- [Problem description]: Could you transcribe every record below exactly as written, leaving out any pictures?

Dataset records
::::::::::

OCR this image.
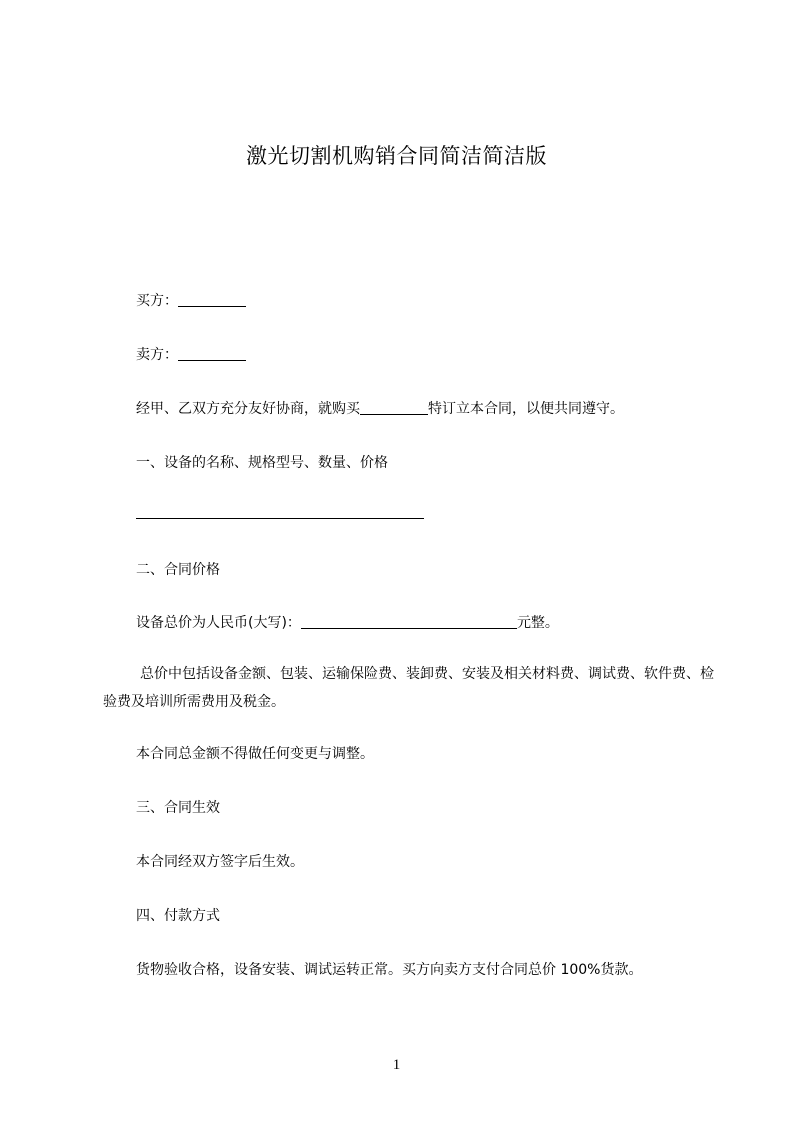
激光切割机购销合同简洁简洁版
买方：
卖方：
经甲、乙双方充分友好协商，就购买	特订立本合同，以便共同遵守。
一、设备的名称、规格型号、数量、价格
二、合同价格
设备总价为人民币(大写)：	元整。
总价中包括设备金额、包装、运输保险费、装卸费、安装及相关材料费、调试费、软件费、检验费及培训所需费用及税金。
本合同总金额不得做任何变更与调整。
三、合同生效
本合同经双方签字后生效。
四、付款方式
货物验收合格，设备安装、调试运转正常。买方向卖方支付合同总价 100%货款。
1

::::::::::

- [Written reply]:
OCR this image.
激光切割机购销合同简洁简洁版
买方：
卖方：
经甲、乙双方充分友好协商，就购买	特订立本合同，以便共同遵守。
一、设备的名称、规格型号、数量、价格
二、合同价格
设备总价为人民币(大写)：	元整。
总价中包括设备金额、包装、运输保险费、装卸费、安装及相关材料费、调试费、软件费、检验费及培训所需费用及税金。
本合同总金额不得做任何变更与调整。
三、合同生效
本合同经双方签字后生效。
四、付款方式
货物验收合格，设备安装、调试运转正常。买方向卖方支付合同总价 100%货款。
1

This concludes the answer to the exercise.